Stored items from a collection
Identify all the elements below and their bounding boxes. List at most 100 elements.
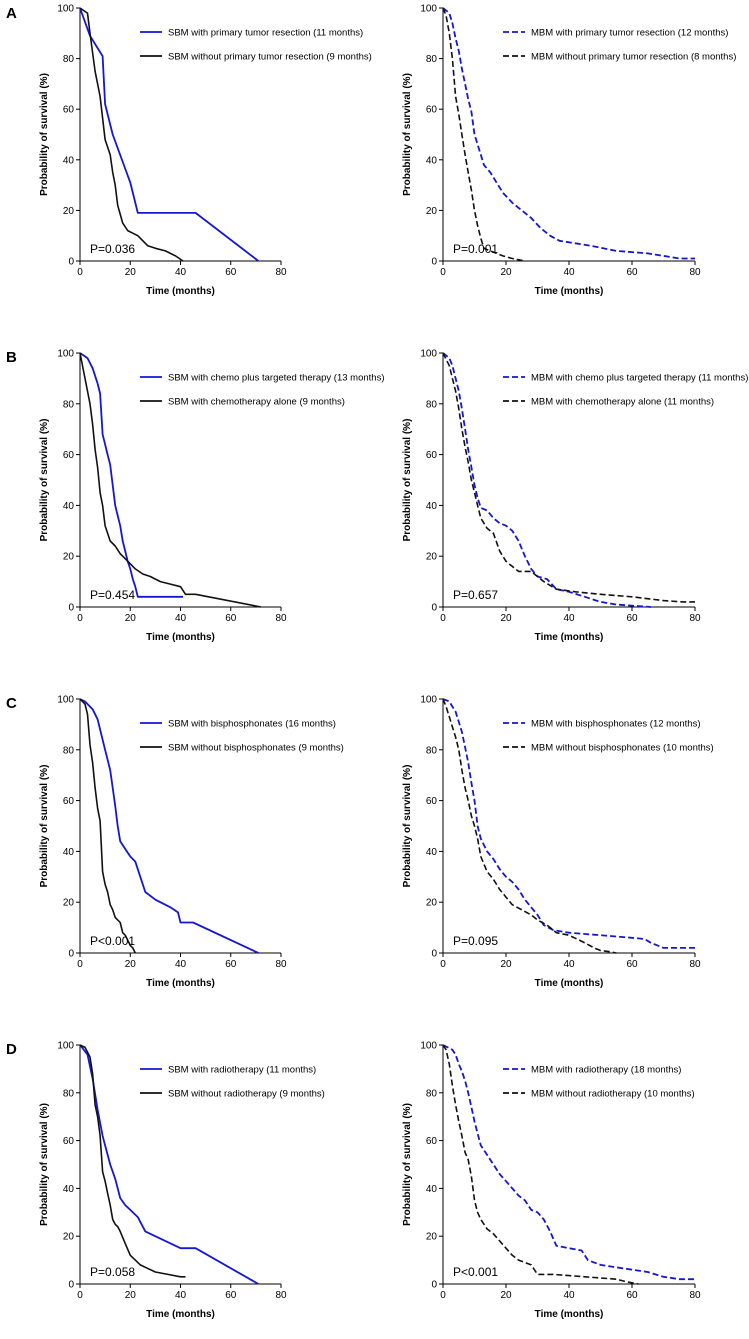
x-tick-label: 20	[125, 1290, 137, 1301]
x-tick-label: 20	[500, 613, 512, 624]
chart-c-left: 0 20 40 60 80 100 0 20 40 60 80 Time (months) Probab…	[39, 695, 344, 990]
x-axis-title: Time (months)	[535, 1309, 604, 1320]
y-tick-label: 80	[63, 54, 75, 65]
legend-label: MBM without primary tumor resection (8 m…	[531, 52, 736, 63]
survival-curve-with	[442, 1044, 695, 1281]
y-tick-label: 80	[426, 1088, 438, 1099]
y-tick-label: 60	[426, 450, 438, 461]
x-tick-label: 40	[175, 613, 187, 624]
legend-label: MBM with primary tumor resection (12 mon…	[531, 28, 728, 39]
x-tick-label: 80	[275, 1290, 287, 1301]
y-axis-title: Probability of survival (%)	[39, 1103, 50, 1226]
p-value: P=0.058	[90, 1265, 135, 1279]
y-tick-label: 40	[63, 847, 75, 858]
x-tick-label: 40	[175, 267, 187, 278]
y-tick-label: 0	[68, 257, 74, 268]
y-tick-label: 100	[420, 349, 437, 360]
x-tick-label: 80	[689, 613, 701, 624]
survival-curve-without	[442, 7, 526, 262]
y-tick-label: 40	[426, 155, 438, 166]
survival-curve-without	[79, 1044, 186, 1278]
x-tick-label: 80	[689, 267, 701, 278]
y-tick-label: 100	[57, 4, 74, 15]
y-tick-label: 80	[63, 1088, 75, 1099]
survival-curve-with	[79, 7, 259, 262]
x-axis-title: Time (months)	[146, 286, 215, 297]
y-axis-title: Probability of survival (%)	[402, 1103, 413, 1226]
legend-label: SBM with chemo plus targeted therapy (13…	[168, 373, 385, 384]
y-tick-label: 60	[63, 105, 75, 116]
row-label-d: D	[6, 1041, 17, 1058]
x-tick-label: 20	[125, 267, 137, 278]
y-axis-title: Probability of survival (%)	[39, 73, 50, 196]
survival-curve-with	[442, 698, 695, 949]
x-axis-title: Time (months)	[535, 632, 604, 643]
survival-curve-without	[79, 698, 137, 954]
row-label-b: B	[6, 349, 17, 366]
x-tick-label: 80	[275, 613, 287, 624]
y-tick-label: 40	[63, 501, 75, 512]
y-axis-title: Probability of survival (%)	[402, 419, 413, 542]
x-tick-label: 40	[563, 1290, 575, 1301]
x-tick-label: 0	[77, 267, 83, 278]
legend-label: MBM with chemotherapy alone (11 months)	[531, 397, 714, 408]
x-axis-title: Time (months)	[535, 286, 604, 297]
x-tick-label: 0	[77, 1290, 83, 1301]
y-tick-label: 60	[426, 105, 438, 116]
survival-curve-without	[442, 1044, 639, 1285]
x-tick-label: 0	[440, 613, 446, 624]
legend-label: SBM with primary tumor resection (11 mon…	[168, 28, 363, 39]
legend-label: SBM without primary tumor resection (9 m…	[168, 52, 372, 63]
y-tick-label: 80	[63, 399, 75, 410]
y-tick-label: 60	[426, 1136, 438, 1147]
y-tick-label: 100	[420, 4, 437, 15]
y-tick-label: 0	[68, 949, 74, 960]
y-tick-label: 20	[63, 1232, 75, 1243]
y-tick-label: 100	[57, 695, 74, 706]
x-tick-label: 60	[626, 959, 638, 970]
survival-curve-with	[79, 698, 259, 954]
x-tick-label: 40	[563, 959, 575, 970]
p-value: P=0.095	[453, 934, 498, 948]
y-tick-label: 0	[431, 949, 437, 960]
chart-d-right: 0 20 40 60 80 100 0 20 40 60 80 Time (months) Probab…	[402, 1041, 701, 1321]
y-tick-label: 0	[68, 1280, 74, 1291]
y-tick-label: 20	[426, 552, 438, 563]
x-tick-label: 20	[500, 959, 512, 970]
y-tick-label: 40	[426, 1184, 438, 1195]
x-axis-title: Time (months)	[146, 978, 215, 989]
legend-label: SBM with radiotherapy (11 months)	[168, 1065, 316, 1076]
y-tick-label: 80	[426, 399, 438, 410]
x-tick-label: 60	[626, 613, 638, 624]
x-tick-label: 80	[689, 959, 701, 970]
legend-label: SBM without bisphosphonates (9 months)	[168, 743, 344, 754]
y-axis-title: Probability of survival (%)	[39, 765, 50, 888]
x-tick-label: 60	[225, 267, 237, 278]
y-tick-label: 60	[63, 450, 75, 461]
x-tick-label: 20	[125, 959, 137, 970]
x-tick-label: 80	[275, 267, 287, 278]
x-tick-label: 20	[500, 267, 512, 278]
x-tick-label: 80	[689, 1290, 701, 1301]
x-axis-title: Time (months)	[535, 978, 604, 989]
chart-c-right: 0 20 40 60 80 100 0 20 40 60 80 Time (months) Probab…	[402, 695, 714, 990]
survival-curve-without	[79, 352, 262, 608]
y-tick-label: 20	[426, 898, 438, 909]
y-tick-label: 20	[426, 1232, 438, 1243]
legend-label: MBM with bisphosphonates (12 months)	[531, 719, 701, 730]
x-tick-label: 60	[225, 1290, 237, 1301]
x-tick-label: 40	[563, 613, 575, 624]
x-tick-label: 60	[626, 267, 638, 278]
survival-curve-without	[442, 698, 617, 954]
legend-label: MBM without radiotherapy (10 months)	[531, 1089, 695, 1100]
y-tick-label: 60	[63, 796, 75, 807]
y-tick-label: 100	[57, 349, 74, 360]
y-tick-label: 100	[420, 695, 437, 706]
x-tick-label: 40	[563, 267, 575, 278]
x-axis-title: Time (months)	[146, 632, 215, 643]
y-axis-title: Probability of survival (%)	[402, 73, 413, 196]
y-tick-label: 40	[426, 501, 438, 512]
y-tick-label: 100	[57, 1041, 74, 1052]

### What to work on
Without including any picture, print all of the entries above exactly.

### Finished exercise
Identify all the elements below and their bounding boxes. List at most 100 elements.
x-tick-label: 20	[125, 1290, 137, 1301]
x-tick-label: 20	[500, 613, 512, 624]
chart-c-left: 0 20 40 60 80 100 0 20 40 60 80 Time (months) Probab…	[39, 695, 344, 990]
x-axis-title: Time (months)	[535, 1309, 604, 1320]
y-tick-label: 80	[63, 54, 75, 65]
legend-label: MBM without primary tumor resection (8 m…	[531, 52, 736, 63]
survival-curve-with	[442, 1044, 695, 1281]
y-tick-label: 80	[426, 1088, 438, 1099]
y-tick-label: 60	[426, 450, 438, 461]
x-tick-label: 40	[175, 613, 187, 624]
legend-label: MBM with primary tumor resection (12 mon…	[531, 28, 728, 39]
x-tick-label: 80	[275, 1290, 287, 1301]
y-axis-title: Probability of survival (%)	[39, 1103, 50, 1226]
p-value: P=0.058	[90, 1265, 135, 1279]
y-tick-label: 40	[63, 847, 75, 858]
x-tick-label: 40	[175, 267, 187, 278]
y-tick-label: 0	[68, 257, 74, 268]
y-tick-label: 100	[420, 349, 437, 360]
x-tick-label: 80	[689, 613, 701, 624]
survival-curve-without	[442, 7, 526, 262]
y-tick-label: 40	[426, 155, 438, 166]
survival-curve-without	[79, 1044, 186, 1278]
x-tick-label: 80	[689, 267, 701, 278]
y-tick-label: 100	[57, 4, 74, 15]
y-tick-label: 80	[63, 1088, 75, 1099]
survival-curve-with	[79, 7, 259, 262]
x-axis-title: Time (months)	[146, 286, 215, 297]
y-axis-title: Probability of survival (%)	[402, 1103, 413, 1226]
legend-label: SBM with chemo plus targeted therapy (13…	[168, 373, 385, 384]
y-tick-label: 60	[63, 105, 75, 116]
row-label-d: D	[6, 1041, 17, 1058]
x-tick-label: 20	[125, 267, 137, 278]
y-axis-title: Probability of survival (%)	[39, 73, 50, 196]
survival-curve-with	[442, 698, 695, 949]
x-axis-title: Time (months)	[535, 632, 604, 643]
survival-curve-without	[79, 698, 137, 954]
row-label-b: B	[6, 349, 17, 366]
x-tick-label: 80	[275, 613, 287, 624]
y-tick-label: 40	[63, 501, 75, 512]
y-axis-title: Probability of survival (%)	[402, 419, 413, 542]
x-tick-label: 40	[563, 1290, 575, 1301]
x-tick-label: 0	[77, 267, 83, 278]
legend-label: MBM with chemotherapy alone (11 months)	[531, 397, 714, 408]
x-axis-title: Time (months)	[535, 286, 604, 297]
x-tick-label: 0	[77, 1290, 83, 1301]
y-tick-label: 60	[426, 105, 438, 116]
survival-curve-without	[442, 1044, 639, 1285]
x-tick-label: 0	[440, 613, 446, 624]
legend-label: SBM with primary tumor resection (11 mon…	[168, 28, 363, 39]
legend-label: SBM without primary tumor resection (9 m…	[168, 52, 372, 63]
y-tick-label: 80	[63, 399, 75, 410]
y-tick-label: 60	[426, 1136, 438, 1147]
y-tick-label: 100	[420, 4, 437, 15]
y-tick-label: 0	[68, 949, 74, 960]
y-tick-label: 20	[63, 1232, 75, 1243]
y-tick-label: 100	[57, 695, 74, 706]
x-tick-label: 60	[626, 959, 638, 970]
survival-curve-with	[79, 698, 259, 954]
x-tick-label: 40	[563, 959, 575, 970]
p-value: P=0.095	[453, 934, 498, 948]
y-tick-label: 0	[431, 949, 437, 960]
chart-d-right: 0 20 40 60 80 100 0 20 40 60 80 Time (months) Probab…	[402, 1041, 701, 1321]
y-tick-label: 0	[68, 1280, 74, 1291]
y-tick-label: 20	[426, 552, 438, 563]
x-tick-label: 20	[500, 959, 512, 970]
y-tick-label: 40	[426, 1184, 438, 1195]
x-axis-title: Time (months)	[146, 978, 215, 989]
legend-label: SBM with radiotherapy (11 months)	[168, 1065, 316, 1076]
y-tick-label: 80	[426, 399, 438, 410]
x-tick-label: 60	[626, 613, 638, 624]
x-tick-label: 80	[689, 959, 701, 970]
legend-label: SBM without bisphosphonates (9 months)	[168, 743, 344, 754]
y-axis-title: Probability of survival (%)	[39, 765, 50, 888]
x-tick-label: 60	[225, 267, 237, 278]
y-tick-label: 60	[63, 450, 75, 461]
x-tick-label: 20	[125, 959, 137, 970]
x-tick-label: 80	[275, 267, 287, 278]
x-tick-label: 20	[500, 267, 512, 278]
x-tick-label: 80	[689, 1290, 701, 1301]
x-axis-title: Time (months)	[535, 978, 604, 989]
chart-c-right: 0 20 40 60 80 100 0 20 40 60 80 Time (months) Probab…	[402, 695, 714, 990]
survival-curve-without	[79, 352, 262, 608]
y-tick-label: 20	[426, 898, 438, 909]
y-tick-label: 20	[426, 1232, 438, 1243]
legend-label: MBM with bisphosphonates (12 months)	[531, 719, 701, 730]
x-tick-label: 60	[225, 1290, 237, 1301]
x-tick-label: 40	[563, 613, 575, 624]
x-tick-label: 60	[626, 267, 638, 278]
survival-curve-without	[442, 698, 617, 954]
legend-label: MBM without radiotherapy (10 months)	[531, 1089, 695, 1100]
y-tick-label: 60	[63, 796, 75, 807]
y-tick-label: 100	[57, 349, 74, 360]
y-tick-label: 100	[420, 695, 437, 706]
x-tick-label: 40	[563, 267, 575, 278]
x-axis-title: Time (months)	[146, 632, 215, 643]
y-axis-title: Probability of survival (%)	[402, 73, 413, 196]
y-tick-label: 40	[426, 501, 438, 512]
y-tick-label: 100	[57, 1041, 74, 1052]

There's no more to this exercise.